── Testo fornito ──

“Forza D’Urto”, movimento vicino ai neofascisti?

Dal 16 gennaio in Sicilia è in atto uno dei più grandi scioperi degli autotrasportatori locali mai registratosi prima. Ad organizzare la protesta – che si protrarrà fino alle mezzanotte di venerdì 20 gennaio – è stato il movimento “Forza D’Urto”, una sigla che raccoglie attorno a se diversi piccoli gruppi e micro movimenti come quello dei Forconi, degli artigiani, pescatori ed agricoltori.

A sostegno di questo movimento, è sceso anche il patron del Palermo Calcio, Maurizio Zamparini, fondatore di un’altra aggregazione politica (“Movimento per la gente”) che dagli esordi ha sostenuto le rivendicazioni degli autotrasportatori, contrari ai rincari del carburante e di altri provvedimenti che minano le loro tasche senza agevolarli minimamente.
Secondo alcuni, il gruppo di protesta sarebbe vicino a elementi della destra neofascista di Forza Nuova poichè, soprattutto sui social network è emersa la simpatia del segretario del partito Roberto Fiore e di tutti i simpatizzanti del partito a favore degli organizzatori di questa mini rivoluzione.
Tra i principali animatori del movimento di protesta, vi è anche Mariano Ferro, ex autonomista  e molto vicino al presidente della Regione, Raffaele Lombardo.
Non mancano le fantasie su quale corrente politica possa attraversare questo impetuoso gruppo di protesta, resta il fatto che si è giunti al quarto giorno di protesta, con gli scaffali dei supermercati vuoti e le stazioni di carburante rimaste a secco.
Ciliegina sulla torta, il prossimo calendario degli scioperi: benzinai e trasporto pubblico.
La Sicilia, in questo “caldo” inverno, somiglia a una polveriera pronta ad esplodere e poco importa se questa piccola rivoluzione in atto, possa essere “bianca” “rossa” o “nera”.

───
── Materiale in esame ──

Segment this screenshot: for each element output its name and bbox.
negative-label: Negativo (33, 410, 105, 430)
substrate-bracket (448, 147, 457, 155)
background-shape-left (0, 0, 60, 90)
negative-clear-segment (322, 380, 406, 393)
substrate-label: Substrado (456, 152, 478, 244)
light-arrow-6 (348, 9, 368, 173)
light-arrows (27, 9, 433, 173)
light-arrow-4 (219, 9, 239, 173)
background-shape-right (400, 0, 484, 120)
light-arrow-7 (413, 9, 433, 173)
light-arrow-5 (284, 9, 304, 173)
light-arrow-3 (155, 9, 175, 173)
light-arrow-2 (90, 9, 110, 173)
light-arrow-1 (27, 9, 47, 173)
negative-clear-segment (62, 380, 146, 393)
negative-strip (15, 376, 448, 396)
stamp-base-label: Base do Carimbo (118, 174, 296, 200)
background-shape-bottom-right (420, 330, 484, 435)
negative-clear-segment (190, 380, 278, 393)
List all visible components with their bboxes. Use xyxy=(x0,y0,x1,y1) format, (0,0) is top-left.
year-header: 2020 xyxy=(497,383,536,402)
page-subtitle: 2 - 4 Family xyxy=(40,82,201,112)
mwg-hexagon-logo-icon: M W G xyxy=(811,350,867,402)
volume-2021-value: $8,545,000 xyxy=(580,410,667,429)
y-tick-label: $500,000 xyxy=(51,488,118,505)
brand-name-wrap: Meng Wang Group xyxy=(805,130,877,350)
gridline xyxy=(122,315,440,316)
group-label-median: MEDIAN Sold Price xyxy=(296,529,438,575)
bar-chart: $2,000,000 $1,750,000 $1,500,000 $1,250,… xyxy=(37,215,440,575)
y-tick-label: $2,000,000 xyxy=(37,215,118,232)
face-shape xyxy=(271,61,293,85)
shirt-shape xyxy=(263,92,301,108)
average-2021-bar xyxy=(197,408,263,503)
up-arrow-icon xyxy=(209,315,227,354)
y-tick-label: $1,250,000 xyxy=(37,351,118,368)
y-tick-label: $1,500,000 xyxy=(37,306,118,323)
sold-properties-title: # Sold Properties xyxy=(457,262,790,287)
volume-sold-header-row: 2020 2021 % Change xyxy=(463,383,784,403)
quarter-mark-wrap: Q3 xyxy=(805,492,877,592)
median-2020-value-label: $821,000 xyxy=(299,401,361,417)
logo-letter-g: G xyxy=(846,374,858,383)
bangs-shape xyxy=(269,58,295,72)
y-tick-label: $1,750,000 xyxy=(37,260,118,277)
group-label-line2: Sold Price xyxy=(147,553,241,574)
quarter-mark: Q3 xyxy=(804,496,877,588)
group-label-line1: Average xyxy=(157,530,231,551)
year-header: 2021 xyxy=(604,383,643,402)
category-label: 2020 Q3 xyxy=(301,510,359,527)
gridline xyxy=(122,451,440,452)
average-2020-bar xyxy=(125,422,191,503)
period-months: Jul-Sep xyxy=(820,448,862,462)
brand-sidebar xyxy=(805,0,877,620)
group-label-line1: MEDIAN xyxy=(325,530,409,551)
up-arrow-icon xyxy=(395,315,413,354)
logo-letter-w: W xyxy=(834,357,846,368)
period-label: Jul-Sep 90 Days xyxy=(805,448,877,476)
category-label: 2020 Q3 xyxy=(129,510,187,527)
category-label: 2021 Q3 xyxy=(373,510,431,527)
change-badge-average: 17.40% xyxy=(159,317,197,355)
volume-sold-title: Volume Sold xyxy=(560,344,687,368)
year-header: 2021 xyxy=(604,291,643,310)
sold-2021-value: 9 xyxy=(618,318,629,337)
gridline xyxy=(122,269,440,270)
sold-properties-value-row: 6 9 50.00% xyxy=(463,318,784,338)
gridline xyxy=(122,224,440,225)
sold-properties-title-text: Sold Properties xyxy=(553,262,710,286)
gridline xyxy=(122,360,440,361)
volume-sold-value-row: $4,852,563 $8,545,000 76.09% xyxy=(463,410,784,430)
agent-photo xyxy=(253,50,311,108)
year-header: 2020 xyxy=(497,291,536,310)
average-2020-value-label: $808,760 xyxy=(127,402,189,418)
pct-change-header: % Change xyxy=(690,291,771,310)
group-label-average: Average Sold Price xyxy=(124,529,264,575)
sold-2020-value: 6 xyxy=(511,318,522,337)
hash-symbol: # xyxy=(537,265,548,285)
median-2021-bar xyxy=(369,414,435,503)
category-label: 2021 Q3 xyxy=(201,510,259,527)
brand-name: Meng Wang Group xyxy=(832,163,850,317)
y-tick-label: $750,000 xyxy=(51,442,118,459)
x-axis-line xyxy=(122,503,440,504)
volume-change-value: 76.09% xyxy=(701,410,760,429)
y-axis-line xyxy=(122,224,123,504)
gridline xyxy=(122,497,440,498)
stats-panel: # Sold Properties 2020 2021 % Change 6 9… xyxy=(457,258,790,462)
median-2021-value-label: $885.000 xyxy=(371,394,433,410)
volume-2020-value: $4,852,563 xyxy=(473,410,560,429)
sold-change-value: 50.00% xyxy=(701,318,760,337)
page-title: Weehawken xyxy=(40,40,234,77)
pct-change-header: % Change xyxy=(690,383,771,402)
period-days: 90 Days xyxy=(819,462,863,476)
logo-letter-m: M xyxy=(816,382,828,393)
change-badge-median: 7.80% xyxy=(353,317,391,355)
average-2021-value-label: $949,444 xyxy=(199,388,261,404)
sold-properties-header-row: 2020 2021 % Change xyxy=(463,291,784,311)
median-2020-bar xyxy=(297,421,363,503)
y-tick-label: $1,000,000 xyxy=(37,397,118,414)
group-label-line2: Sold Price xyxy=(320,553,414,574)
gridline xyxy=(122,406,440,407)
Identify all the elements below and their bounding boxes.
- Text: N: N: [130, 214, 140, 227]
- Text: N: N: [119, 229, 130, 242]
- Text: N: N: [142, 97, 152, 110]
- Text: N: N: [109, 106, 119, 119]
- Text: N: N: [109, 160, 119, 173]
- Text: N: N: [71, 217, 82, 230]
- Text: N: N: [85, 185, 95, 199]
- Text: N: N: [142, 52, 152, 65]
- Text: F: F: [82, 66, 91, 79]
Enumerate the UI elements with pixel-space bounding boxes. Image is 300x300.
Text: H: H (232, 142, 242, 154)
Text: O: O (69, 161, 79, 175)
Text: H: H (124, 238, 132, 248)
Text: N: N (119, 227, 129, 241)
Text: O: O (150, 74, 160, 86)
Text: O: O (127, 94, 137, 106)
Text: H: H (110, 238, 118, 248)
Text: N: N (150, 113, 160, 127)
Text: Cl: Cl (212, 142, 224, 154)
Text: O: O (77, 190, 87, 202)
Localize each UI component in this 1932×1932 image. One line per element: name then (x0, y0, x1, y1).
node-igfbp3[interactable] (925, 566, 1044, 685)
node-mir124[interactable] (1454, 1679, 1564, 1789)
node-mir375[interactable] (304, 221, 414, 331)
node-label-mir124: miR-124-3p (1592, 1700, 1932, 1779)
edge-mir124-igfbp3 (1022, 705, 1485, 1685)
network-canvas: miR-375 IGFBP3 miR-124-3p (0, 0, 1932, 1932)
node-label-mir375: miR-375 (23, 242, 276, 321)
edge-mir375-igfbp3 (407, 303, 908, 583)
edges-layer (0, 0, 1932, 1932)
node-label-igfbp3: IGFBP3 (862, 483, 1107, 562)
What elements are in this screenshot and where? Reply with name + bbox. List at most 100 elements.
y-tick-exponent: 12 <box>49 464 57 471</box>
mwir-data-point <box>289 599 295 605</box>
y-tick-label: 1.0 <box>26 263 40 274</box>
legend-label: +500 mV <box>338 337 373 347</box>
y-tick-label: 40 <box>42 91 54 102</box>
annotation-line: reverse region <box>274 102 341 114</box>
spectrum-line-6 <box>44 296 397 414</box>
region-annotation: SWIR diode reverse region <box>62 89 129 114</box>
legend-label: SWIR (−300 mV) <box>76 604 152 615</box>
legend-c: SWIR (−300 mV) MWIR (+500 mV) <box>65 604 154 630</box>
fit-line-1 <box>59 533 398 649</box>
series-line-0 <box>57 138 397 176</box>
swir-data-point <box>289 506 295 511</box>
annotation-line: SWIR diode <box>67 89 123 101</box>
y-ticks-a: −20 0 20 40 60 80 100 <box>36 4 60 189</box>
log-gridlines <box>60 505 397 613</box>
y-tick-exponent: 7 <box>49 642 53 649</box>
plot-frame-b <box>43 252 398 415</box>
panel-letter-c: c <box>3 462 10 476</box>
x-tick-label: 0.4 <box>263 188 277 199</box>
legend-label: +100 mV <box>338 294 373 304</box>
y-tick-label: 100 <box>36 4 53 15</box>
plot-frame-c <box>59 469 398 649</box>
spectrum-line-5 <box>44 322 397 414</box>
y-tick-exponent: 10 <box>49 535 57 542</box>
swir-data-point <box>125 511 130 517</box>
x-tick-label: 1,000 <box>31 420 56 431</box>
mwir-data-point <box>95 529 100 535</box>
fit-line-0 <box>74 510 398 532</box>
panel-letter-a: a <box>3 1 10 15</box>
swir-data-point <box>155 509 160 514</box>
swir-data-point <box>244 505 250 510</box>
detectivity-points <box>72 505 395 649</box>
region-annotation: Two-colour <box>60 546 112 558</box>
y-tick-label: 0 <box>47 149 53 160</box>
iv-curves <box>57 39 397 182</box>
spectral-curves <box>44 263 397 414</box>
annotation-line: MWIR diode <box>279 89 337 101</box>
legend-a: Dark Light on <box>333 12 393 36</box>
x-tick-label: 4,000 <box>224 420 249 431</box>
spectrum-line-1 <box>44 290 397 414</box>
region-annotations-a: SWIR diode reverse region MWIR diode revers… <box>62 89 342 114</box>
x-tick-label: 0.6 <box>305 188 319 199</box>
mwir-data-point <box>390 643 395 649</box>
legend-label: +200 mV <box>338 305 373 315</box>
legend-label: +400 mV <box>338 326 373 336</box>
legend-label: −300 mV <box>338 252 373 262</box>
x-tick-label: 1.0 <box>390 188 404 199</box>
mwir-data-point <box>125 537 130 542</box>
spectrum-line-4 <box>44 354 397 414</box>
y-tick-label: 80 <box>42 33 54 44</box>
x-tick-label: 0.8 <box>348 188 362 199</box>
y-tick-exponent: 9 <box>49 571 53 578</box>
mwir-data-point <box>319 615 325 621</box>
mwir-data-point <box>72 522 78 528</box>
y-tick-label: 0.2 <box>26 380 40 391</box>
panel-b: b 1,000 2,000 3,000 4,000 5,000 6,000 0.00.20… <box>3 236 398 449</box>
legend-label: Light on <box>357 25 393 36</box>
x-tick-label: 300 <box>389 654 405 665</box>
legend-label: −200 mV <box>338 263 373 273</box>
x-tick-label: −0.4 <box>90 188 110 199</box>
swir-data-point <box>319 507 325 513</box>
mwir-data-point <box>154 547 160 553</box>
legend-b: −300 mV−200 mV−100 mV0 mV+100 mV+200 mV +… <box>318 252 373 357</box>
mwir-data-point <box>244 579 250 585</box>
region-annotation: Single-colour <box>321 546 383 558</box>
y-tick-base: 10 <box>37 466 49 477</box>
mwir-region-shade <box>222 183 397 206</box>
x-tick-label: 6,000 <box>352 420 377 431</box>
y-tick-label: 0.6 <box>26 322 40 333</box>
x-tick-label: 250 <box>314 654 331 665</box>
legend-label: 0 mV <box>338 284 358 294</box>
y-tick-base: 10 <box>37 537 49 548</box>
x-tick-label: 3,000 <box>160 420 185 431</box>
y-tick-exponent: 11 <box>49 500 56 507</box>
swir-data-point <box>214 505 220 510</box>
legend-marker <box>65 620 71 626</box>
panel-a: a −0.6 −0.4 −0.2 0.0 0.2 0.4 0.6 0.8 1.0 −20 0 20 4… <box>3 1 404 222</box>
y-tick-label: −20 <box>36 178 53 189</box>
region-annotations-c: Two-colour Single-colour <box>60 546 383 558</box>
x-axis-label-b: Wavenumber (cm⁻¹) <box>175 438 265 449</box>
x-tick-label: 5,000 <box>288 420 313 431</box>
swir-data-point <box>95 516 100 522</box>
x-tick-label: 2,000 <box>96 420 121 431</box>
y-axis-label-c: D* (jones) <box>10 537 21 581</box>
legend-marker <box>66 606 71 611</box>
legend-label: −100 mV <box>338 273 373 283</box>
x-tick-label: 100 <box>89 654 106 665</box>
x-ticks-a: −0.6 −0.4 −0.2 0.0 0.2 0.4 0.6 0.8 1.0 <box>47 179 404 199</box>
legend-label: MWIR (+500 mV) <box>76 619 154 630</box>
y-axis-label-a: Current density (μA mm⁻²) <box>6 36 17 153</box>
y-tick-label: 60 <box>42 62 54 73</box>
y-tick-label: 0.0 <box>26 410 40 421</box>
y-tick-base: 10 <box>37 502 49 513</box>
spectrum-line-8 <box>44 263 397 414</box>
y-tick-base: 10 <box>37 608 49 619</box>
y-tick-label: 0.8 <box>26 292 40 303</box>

───

[Esercizi da svolgere]
1/ Indica se ciascuna affermazione concorda con il testo fornito, rispondendo sì o no e citando alla lettera le parole del testo che lo decidono: (a) lo sciopero durerà fino alla mezzanotte di venerdì 20 gennaio; (b) Maurizio Zamparini ha fondato "Forza D'Urto"; (c) Mariano Ferro è molto vicino al presidente della Regione.
2/ Ricopia, per favore, la parte del testo fornito che comincia con le parole "Secondo alcuni, il" e termina dopo le parole "questa mini rivoluzione.".

[Risposte numerate]
1/
(a) Sì: "che si protrarrà fino alle mezzanotte di venerdì 20 gennaio".
(b) No: "fondatore di un’altra aggregazione politica (“Movimento per la gente”)".
(c) Sì: "molto vicino al presidente della Regione, Raffaele Lombardo".

2/
Secondo alcuni, il gruppo di protesta sarebbe vicino a elementi della destra neofascista di Forza Nuova poichè, soprattutto sui social network è emersa la simpatia del segretario del partito Roberto Fiore e di tutti i simpatizzanti del partito a favore degli organizzatori di questa mini rivoluzione.